Collected data entries:
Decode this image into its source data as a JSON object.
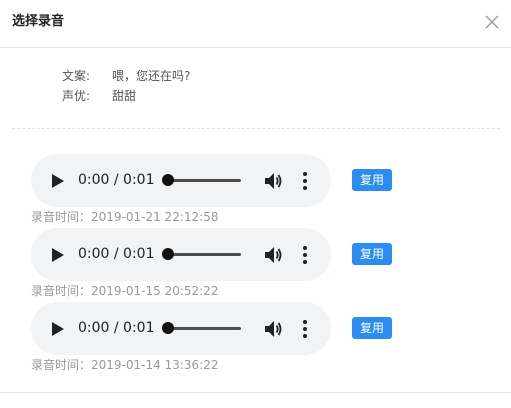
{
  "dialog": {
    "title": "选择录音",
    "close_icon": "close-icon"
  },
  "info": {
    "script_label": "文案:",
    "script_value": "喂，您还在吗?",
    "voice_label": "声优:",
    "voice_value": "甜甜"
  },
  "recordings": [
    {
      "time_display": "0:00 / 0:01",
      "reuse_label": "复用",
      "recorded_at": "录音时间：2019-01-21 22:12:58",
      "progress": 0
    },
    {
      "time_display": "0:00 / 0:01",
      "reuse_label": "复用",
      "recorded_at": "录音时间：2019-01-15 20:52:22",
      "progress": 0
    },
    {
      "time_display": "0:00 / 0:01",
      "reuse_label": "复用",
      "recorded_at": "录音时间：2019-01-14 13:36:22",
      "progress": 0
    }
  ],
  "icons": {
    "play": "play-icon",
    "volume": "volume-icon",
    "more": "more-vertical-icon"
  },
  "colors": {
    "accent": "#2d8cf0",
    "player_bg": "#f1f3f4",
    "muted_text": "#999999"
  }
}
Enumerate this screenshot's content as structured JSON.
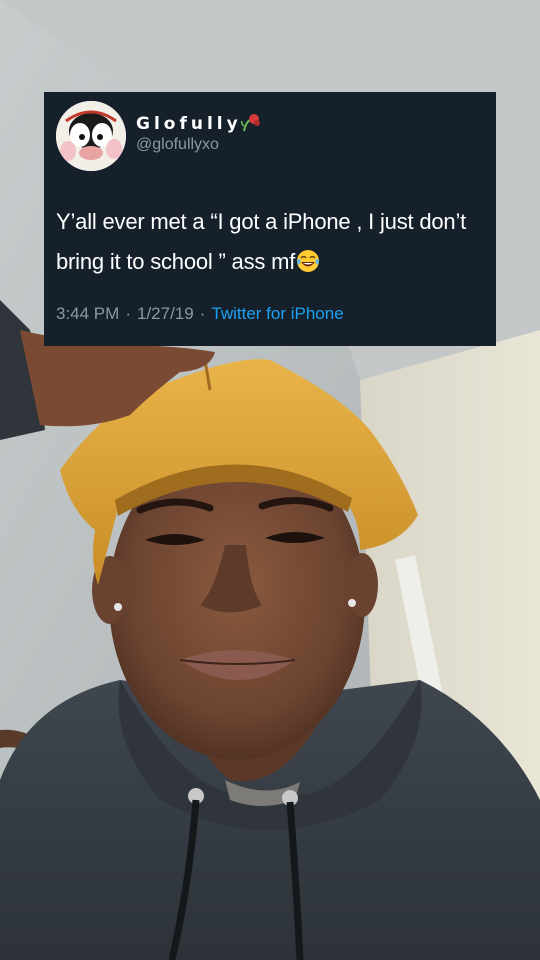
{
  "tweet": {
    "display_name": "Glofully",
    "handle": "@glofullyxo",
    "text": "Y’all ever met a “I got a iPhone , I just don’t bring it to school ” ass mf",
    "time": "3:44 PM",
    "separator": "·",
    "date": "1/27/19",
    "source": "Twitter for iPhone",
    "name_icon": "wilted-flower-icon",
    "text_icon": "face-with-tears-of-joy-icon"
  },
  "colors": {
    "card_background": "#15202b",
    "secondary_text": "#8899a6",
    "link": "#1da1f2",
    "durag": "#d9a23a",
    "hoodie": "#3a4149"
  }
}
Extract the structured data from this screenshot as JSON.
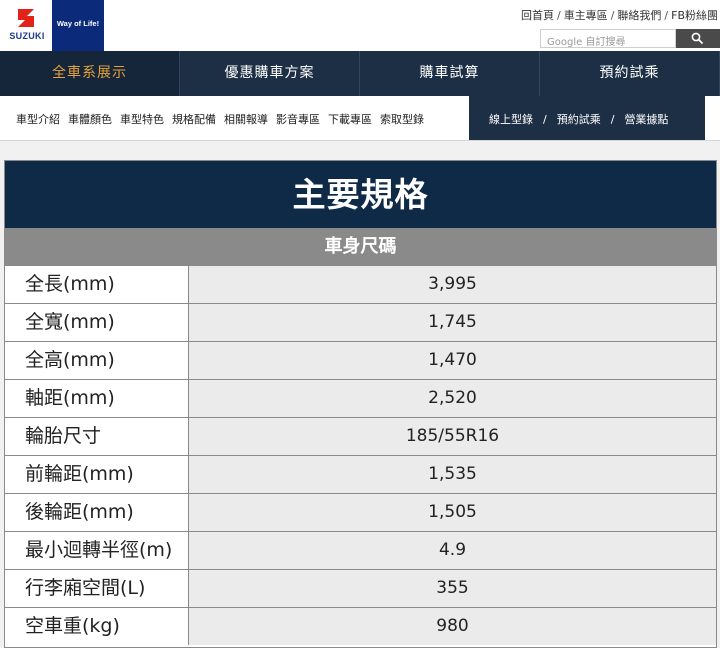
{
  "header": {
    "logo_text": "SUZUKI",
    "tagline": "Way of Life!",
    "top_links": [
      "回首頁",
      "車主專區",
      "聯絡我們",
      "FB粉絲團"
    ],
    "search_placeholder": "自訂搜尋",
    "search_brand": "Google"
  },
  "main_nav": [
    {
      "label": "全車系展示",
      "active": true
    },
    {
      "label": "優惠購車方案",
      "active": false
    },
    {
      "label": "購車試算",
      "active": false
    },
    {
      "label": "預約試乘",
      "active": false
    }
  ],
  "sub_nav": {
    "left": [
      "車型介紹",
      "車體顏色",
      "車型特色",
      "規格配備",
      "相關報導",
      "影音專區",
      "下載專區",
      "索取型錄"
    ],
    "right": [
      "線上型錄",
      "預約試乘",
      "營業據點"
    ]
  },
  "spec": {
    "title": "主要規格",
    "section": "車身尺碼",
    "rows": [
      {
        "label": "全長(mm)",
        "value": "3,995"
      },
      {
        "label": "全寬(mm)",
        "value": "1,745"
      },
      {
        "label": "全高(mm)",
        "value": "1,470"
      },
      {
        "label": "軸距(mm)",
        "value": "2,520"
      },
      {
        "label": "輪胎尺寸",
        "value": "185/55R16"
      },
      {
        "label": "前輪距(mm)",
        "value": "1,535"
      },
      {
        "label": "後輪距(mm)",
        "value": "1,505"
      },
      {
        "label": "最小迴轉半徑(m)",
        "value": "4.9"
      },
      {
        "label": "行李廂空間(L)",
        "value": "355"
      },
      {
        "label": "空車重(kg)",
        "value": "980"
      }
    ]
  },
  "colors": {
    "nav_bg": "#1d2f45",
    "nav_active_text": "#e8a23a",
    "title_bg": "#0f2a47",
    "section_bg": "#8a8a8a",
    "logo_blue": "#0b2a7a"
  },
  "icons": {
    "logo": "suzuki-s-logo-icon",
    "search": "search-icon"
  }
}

_What you have to do:_
What is the number of lines in the records that contain the word "structured"? Answer with the number and nothing else.

_Output of the task:_
2